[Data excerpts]
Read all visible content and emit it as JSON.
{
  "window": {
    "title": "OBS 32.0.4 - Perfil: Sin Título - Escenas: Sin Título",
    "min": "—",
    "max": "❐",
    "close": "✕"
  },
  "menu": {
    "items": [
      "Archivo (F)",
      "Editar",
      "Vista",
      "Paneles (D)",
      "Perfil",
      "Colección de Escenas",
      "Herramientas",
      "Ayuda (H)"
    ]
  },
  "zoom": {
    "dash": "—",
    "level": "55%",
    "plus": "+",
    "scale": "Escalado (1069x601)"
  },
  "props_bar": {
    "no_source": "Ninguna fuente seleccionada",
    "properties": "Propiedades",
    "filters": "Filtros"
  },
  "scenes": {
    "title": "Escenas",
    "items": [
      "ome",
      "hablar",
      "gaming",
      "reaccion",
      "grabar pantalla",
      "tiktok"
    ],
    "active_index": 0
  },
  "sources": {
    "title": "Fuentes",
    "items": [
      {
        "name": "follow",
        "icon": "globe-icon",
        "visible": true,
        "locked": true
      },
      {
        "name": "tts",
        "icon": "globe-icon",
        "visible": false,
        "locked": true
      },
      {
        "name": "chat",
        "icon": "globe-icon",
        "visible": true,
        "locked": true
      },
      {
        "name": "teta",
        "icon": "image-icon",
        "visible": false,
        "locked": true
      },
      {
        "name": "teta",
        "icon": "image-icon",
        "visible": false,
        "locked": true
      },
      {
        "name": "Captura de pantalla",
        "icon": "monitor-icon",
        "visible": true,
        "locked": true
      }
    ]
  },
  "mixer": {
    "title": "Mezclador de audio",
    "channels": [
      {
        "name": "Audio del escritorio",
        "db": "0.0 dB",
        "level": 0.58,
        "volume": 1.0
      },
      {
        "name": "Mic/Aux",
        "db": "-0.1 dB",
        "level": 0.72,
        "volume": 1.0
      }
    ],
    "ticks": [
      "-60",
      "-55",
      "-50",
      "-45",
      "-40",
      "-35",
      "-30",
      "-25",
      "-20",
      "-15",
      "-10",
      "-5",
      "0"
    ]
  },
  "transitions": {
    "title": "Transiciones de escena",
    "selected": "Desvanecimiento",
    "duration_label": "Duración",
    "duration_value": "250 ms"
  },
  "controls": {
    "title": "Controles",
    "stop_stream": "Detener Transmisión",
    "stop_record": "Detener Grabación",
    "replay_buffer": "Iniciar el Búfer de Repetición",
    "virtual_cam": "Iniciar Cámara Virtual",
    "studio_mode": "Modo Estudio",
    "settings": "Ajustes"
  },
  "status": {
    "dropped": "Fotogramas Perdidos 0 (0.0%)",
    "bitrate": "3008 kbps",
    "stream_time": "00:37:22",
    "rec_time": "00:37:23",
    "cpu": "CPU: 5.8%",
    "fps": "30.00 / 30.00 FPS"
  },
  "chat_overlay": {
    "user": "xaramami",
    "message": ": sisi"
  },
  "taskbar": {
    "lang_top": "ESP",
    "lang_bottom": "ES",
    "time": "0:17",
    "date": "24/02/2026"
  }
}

◆ **EXERCISE DIRECTIONS**
Extract all of the data exactly as written.

◆ **THE RESULT**
Read all visible content and emit it as JSON.
{
  "window": {
    "title": "OBS 32.0.4 - Perfil: Sin Título - Escenas: Sin Título",
    "min": "—",
    "max": "❐",
    "close": "✕"
  },
  "menu": {
    "items": [
      "Archivo (F)",
      "Editar",
      "Vista",
      "Paneles (D)",
      "Perfil",
      "Colección de Escenas",
      "Herramientas",
      "Ayuda (H)"
    ]
  },
  "zoom": {
    "dash": "—",
    "level": "55%",
    "plus": "+",
    "scale": "Escalado (1069x601)"
  },
  "props_bar": {
    "no_source": "Ninguna fuente seleccionada",
    "properties": "Propiedades",
    "filters": "Filtros"
  },
  "scenes": {
    "title": "Escenas",
    "items": [
      "ome",
      "hablar",
      "gaming",
      "reaccion",
      "grabar pantalla",
      "tiktok"
    ],
    "active_index": 0
  },
  "sources": {
    "title": "Fuentes",
    "items": [
      {
        "name": "follow",
        "icon": "globe-icon",
        "visible": true,
        "locked": true
      },
      {
        "name": "tts",
        "icon": "globe-icon",
        "visible": false,
        "locked": true
      },
      {
        "name": "chat",
        "icon": "globe-icon",
        "visible": true,
        "locked": true
      },
      {
        "name": "teta",
        "icon": "image-icon",
        "visible": false,
        "locked": true
      },
      {
        "name": "teta",
        "icon": "image-icon",
        "visible": false,
        "locked": true
      },
      {
        "name": "Captura de pantalla",
        "icon": "monitor-icon",
        "visible": true,
        "locked": true
      }
    ]
  },
  "mixer": {
    "title": "Mezclador de audio",
    "channels": [
      {
        "name": "Audio del escritorio",
        "db": "0.0 dB",
        "level": 0.58,
        "volume": 1.0
      },
      {
        "name": "Mic/Aux",
        "db": "-0.1 dB",
        "level": 0.72,
        "volume": 1.0
      }
    ],
    "ticks": [
      "-60",
      "-55",
      "-50",
      "-45",
      "-40",
      "-35",
      "-30",
      "-25",
      "-20",
      "-15",
      "-10",
      "-5",
      "0"
    ]
  },
  "transitions": {
    "title": "Transiciones de escena",
    "selected": "Desvanecimiento",
    "duration_label": "Duración",
    "duration_value": "250 ms"
  },
  "controls": {
    "title": "Controles",
    "stop_stream": "Detener Transmisión",
    "stop_record": "Detener Grabación",
    "replay_buffer": "Iniciar el Búfer de Repetición",
    "virtual_cam": "Iniciar Cámara Virtual",
    "studio_mode": "Modo Estudio",
    "settings": "Ajustes"
  },
  "status": {
    "dropped": "Fotogramas Perdidos 0 (0.0%)",
    "bitrate": "3008 kbps",
    "stream_time": "00:37:22",
    "rec_time": "00:37:23",
    "cpu": "CPU: 5.8%",
    "fps": "30.00 / 30.00 FPS"
  },
  "chat_overlay": {
    "user": "xaramami",
    "message": ": sisi"
  },
  "taskbar": {
    "lang_top": "ESP",
    "lang_bottom": "ES",
    "time": "0:17",
    "date": "24/02/2026"
  }
}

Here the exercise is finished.